Saved data entries

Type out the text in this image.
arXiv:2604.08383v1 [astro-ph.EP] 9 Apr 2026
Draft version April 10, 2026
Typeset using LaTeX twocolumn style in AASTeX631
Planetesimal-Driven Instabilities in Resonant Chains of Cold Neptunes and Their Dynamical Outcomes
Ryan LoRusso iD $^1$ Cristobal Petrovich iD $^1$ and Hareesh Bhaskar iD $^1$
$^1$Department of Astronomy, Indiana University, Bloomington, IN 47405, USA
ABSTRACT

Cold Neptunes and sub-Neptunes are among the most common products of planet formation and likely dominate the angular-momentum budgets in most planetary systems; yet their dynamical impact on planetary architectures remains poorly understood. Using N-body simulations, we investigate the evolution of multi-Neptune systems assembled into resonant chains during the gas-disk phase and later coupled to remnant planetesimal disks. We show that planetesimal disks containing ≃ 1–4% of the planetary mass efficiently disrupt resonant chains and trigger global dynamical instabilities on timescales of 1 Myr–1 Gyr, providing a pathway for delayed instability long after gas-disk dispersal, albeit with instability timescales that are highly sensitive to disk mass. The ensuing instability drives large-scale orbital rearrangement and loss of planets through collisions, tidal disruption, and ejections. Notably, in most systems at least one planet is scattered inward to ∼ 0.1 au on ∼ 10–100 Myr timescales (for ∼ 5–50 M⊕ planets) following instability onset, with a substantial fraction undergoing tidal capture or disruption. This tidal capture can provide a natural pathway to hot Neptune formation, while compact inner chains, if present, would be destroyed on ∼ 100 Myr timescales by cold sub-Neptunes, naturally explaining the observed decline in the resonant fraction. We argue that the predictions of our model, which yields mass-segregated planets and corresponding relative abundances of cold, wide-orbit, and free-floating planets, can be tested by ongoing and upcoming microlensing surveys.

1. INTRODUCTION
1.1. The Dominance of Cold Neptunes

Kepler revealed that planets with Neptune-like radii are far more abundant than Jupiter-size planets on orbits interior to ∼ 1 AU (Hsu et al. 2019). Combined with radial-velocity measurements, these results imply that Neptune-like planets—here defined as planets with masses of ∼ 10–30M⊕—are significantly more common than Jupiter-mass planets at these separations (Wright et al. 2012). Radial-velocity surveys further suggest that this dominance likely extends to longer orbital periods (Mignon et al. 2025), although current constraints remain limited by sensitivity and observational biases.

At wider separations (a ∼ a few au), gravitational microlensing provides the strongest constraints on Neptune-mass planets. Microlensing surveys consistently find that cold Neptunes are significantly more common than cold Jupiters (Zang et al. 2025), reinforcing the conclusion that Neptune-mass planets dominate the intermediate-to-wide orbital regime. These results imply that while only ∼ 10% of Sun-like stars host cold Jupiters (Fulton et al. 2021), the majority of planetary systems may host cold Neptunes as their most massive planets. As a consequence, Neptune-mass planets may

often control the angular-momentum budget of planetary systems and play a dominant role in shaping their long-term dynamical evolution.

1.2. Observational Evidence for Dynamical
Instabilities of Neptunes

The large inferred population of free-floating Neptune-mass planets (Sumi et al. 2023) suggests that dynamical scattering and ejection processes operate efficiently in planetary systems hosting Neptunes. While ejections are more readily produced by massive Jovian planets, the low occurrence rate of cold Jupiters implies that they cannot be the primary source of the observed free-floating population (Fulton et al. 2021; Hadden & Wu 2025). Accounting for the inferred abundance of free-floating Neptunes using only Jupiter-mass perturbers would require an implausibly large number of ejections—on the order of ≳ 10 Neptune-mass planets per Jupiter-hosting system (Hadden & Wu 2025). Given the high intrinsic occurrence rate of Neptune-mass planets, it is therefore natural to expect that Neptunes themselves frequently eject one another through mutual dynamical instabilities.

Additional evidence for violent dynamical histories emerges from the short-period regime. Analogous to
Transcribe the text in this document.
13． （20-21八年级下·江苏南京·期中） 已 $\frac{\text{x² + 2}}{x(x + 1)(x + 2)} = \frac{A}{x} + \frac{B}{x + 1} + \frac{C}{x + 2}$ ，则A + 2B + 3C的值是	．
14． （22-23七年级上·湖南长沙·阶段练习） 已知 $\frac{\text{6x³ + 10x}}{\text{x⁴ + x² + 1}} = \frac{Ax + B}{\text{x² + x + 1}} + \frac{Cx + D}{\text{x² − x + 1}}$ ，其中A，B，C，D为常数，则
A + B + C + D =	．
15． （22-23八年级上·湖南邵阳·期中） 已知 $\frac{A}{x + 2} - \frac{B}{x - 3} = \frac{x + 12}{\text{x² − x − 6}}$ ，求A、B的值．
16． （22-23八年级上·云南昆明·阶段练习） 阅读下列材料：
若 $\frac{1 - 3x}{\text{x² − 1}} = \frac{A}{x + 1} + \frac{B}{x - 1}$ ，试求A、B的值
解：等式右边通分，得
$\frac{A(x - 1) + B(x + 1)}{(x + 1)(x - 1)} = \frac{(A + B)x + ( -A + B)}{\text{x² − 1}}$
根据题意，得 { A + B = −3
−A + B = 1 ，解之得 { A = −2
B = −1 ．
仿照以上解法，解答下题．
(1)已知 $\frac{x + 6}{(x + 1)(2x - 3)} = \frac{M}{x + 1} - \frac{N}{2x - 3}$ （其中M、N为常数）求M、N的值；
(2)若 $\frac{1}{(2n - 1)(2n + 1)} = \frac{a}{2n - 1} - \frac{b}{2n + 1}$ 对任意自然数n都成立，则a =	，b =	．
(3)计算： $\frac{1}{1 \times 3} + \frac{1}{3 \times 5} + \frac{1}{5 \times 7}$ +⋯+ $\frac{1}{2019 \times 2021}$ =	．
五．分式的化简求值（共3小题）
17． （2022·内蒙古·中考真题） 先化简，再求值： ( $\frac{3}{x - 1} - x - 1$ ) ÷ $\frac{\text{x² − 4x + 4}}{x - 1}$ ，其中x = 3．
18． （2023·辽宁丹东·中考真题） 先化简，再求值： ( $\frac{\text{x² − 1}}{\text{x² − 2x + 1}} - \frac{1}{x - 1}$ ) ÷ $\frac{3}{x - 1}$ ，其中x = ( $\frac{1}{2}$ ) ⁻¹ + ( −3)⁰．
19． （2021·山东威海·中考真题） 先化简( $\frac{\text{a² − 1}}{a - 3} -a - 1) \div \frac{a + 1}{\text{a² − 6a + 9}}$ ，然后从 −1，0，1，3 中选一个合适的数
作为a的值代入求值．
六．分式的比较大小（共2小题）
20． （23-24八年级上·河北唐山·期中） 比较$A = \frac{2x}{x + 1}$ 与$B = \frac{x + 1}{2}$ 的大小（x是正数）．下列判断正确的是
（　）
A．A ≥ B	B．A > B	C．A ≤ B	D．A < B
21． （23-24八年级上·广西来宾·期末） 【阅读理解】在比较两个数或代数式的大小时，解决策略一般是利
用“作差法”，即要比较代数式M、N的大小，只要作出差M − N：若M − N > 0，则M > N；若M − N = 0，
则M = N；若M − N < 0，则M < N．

● TO DO
Copy the data above exactly. Every line must be included.

● EXERCISE ANSWER
Type out the text in this image.
arXiv:2604.08383v1 [astro-ph.EP] 9 Apr 2026
Draft version April 10, 2026
Typeset using LaTeX twocolumn style in AASTeX631
Planetesimal-Driven Instabilities in Resonant Chains of Cold Neptunes and Their Dynamical Outcomes
Ryan LoRusso iD $^1$ Cristobal Petrovich iD $^1$ and Hareesh Bhaskar iD $^1$
$^1$Department of Astronomy, Indiana University, Bloomington, IN 47405, USA
ABSTRACT

Cold Neptunes and sub-Neptunes are among the most common products of planet formation and likely dominate the angular-momentum budgets in most planetary systems; yet their dynamical impact on planetary architectures remains poorly understood. Using N-body simulations, we investigate the evolution of multi-Neptune systems assembled into resonant chains during the gas-disk phase and later coupled to remnant planetesimal disks. We show that planetesimal disks containing ≃ 1–4% of the planetary mass efficiently disrupt resonant chains and trigger global dynamical instabilities on timescales of 1 Myr–1 Gyr, providing a pathway for delayed instability long after gas-disk dispersal, albeit with instability timescales that are highly sensitive to disk mass. The ensuing instability drives large-scale orbital rearrangement and loss of planets through collisions, tidal disruption, and ejections. Notably, in most systems at least one planet is scattered inward to ∼ 0.1 au on ∼ 10–100 Myr timescales (for ∼ 5–50 M⊕ planets) following instability onset, with a substantial fraction undergoing tidal capture or disruption. This tidal capture can provide a natural pathway to hot Neptune formation, while compact inner chains, if present, would be destroyed on ∼ 100 Myr timescales by cold sub-Neptunes, naturally explaining the observed decline in the resonant fraction. We argue that the predictions of our model, which yields mass-segregated planets and corresponding relative abundances of cold, wide-orbit, and free-floating planets, can be tested by ongoing and upcoming microlensing surveys.

1. INTRODUCTION
1.1. The Dominance of Cold Neptunes

Kepler revealed that planets with Neptune-like radii are far more abundant than Jupiter-size planets on orbits interior to ∼ 1 AU (Hsu et al. 2019). Combined with radial-velocity measurements, these results imply that Neptune-like planets—here defined as planets with masses of ∼ 10–30M⊕—are significantly more common than Jupiter-mass planets at these separations (Wright et al. 2012). Radial-velocity surveys further suggest that this dominance likely extends to longer orbital periods (Mignon et al. 2025), although current constraints remain limited by sensitivity and observational biases.

At wider separations (a ∼ a few au), gravitational microlensing provides the strongest constraints on Neptune-mass planets. Microlensing surveys consistently find that cold Neptunes are significantly more common than cold Jupiters (Zang et al. 2025), reinforcing the conclusion that Neptune-mass planets dominate the intermediate-to-wide orbital regime. These results imply that while only ∼ 10% of Sun-like stars host cold Jupiters (Fulton et al. 2021), the majority of planetary systems may host cold Neptunes as their most massive planets. As a consequence, Neptune-mass planets may

often control the angular-momentum budget of planetary systems and play a dominant role in shaping their long-term dynamical evolution.

1.2. Observational Evidence for Dynamical
Instabilities of Neptunes

The large inferred population of free-floating Neptune-mass planets (Sumi et al. 2023) suggests that dynamical scattering and ejection processes operate efficiently in planetary systems hosting Neptunes. While ejections are more readily produced by massive Jovian planets, the low occurrence rate of cold Jupiters implies that they cannot be the primary source of the observed free-floating population (Fulton et al. 2021; Hadden & Wu 2025). Accounting for the inferred abundance of free-floating Neptunes using only Jupiter-mass perturbers would require an implausibly large number of ejections—on the order of ≳ 10 Neptune-mass planets per Jupiter-hosting system (Hadden & Wu 2025). Given the high intrinsic occurrence rate of Neptune-mass planets, it is therefore natural to expect that Neptunes themselves frequently eject one another through mutual dynamical instabilities.

Additional evidence for violent dynamical histories emerges from the short-period regime. Analogous to
Transcribe the text in this document.
13． （20-21八年级下·江苏南京·期中） 已 $\frac{\text{x² + 2}}{x(x + 1)(x + 2)} = \frac{A}{x} + \frac{B}{x + 1} + \frac{C}{x + 2}$ ，则A + 2B + 3C的值是	．
14． （22-23七年级上·湖南长沙·阶段练习） 已知 $\frac{\text{6x³ + 10x}}{\text{x⁴ + x² + 1}} = \frac{Ax + B}{\text{x² + x + 1}} + \frac{Cx + D}{\text{x² − x + 1}}$ ，其中A，B，C，D为常数，则
A + B + C + D =	．
15． （22-23八年级上·湖南邵阳·期中） 已知 $\frac{A}{x + 2} - \frac{B}{x - 3} = \frac{x + 12}{\text{x² − x − 6}}$ ，求A、B的值．
16． （22-23八年级上·云南昆明·阶段练习） 阅读下列材料：
若 $\frac{1 - 3x}{\text{x² − 1}} = \frac{A}{x + 1} + \frac{B}{x - 1}$ ，试求A、B的值
解：等式右边通分，得
$\frac{A(x - 1) + B(x + 1)}{(x + 1)(x - 1)} = \frac{(A + B)x + ( -A + B)}{\text{x² − 1}}$
根据题意，得 { A + B = −3
−A + B = 1 ，解之得 { A = −2
B = −1 ．
仿照以上解法，解答下题．
(1)已知 $\frac{x + 6}{(x + 1)(2x - 3)} = \frac{M}{x + 1} - \frac{N}{2x - 3}$ （其中M、N为常数）求M、N的值；
(2)若 $\frac{1}{(2n - 1)(2n + 1)} = \frac{a}{2n - 1} - \frac{b}{2n + 1}$ 对任意自然数n都成立，则a =	，b =	．
(3)计算： $\frac{1}{1 \times 3} + \frac{1}{3 \times 5} + \frac{1}{5 \times 7}$ +⋯+ $\frac{1}{2019 \times 2021}$ =	．
五．分式的化简求值（共3小题）
17． （2022·内蒙古·中考真题） 先化简，再求值： ( $\frac{3}{x - 1} - x - 1$ ) ÷ $\frac{\text{x² − 4x + 4}}{x - 1}$ ，其中x = 3．
18． （2023·辽宁丹东·中考真题） 先化简，再求值： ( $\frac{\text{x² − 1}}{\text{x² − 2x + 1}} - \frac{1}{x - 1}$ ) ÷ $\frac{3}{x - 1}$ ，其中x = ( $\frac{1}{2}$ ) ⁻¹ + ( −3)⁰．
19． （2021·山东威海·中考真题） 先化简( $\frac{\text{a² − 1}}{a - 3} -a - 1) \div \frac{a + 1}{\text{a² − 6a + 9}}$ ，然后从 −1，0，1，3 中选一个合适的数
作为a的值代入求值．
六．分式的比较大小（共2小题）
20． （23-24八年级上·河北唐山·期中） 比较$A = \frac{2x}{x + 1}$ 与$B = \frac{x + 1}{2}$ 的大小（x是正数）．下列判断正确的是
（　）
A．A ≥ B	B．A > B	C．A ≤ B	D．A < B
21． （23-24八年级上·广西来宾·期末） 【阅读理解】在比较两个数或代数式的大小时，解决策略一般是利
用“作差法”，即要比较代数式M、N的大小，只要作出差M − N：若M − N > 0，则M > N；若M − N = 0，
则M = N；若M − N < 0，则M < N．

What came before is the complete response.